▸ **WHAT IS NEEDED**: Word for word, restate every line of the material.

▸ **Stored records**:
===============

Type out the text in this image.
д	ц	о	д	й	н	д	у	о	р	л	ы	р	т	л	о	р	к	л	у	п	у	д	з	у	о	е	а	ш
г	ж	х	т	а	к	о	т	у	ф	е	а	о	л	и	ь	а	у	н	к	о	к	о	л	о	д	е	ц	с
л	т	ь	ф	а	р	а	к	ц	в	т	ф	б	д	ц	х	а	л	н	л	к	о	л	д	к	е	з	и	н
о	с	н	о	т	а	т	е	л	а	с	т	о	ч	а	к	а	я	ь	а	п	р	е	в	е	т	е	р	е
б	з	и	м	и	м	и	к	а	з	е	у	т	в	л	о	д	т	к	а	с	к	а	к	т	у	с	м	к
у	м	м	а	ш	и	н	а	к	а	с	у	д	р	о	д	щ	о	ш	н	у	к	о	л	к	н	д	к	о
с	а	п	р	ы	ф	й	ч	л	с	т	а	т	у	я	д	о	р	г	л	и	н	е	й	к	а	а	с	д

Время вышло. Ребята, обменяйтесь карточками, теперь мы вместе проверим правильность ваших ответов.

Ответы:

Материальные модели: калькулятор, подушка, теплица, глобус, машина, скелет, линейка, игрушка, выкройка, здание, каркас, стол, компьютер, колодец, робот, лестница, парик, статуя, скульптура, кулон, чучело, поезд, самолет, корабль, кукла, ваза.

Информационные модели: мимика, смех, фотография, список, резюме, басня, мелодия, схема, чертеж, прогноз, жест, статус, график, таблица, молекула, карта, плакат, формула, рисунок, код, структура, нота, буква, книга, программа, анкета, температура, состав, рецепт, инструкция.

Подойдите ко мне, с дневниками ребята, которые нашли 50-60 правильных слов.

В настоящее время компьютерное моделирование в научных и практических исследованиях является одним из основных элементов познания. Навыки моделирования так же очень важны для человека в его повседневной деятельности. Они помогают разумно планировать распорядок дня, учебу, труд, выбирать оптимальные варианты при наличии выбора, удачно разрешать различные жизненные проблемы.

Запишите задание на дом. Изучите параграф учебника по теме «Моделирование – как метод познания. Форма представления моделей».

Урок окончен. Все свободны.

===============

▸ **EXERCISE SOLUTION**:
Type out the text in this image.
д	ц	о	д	й	н	д	у	о	р	л	ы	р	т	л	о	р	к	л	у	п	у	д	з	у	о	е	а	ш
г	ж	х	т	а	к	о	т	у	ф	е	а	о	л	и	ь	а	у	н	к	о	к	о	л	о	д	е	ц	с
л	т	ь	ф	а	р	а	к	ц	в	т	ф	б	д	ц	х	а	л	н	л	к	о	л	д	к	е	з	и	н
о	с	н	о	т	а	т	е	л	а	с	т	о	ч	а	к	а	я	ь	а	п	р	е	в	е	т	е	р	е
б	з	и	м	и	м	и	к	а	з	е	у	т	в	л	о	д	т	к	а	с	к	а	к	т	у	с	м	к
у	м	м	а	ш	и	н	а	к	а	с	у	д	р	о	д	щ	о	ш	н	у	к	о	л	к	н	д	к	о
с	а	п	р	ы	ф	й	ч	л	с	т	а	т	у	я	д	о	р	г	л	и	н	е	й	к	а	а	с	д

Время вышло. Ребята, обменяйтесь карточками, теперь мы вместе проверим правильность ваших ответов.

Ответы:

Материальные модели: калькулятор, подушка, теплица, глобус, машина, скелет, линейка, игрушка, выкройка, здание, каркас, стол, компьютер, колодец, робот, лестница, парик, статуя, скульптура, кулон, чучело, поезд, самолет, корабль, кукла, ваза.

Информационные модели: мимика, смех, фотография, список, резюме, басня, мелодия, схема, чертеж, прогноз, жест, статус, график, таблица, молекула, карта, плакат, формула, рисунок, код, структура, нота, буква, книга, программа, анкета, температура, состав, рецепт, инструкция.

Подойдите ко мне, с дневниками ребята, которые нашли 50-60 правильных слов.

В настоящее время компьютерное моделирование в научных и практических исследованиях является одним из основных элементов познания. Навыки моделирования так же очень важны для человека в его повседневной деятельности. Они помогают разумно планировать распорядок дня, учебу, труд, выбирать оптимальные варианты при наличии выбора, удачно разрешать различные жизненные проблемы.

Запишите задание на дом. Изучите параграф учебника по теме «Моделирование – как метод познания. Форма представления моделей».

Урок окончен. Все свободны.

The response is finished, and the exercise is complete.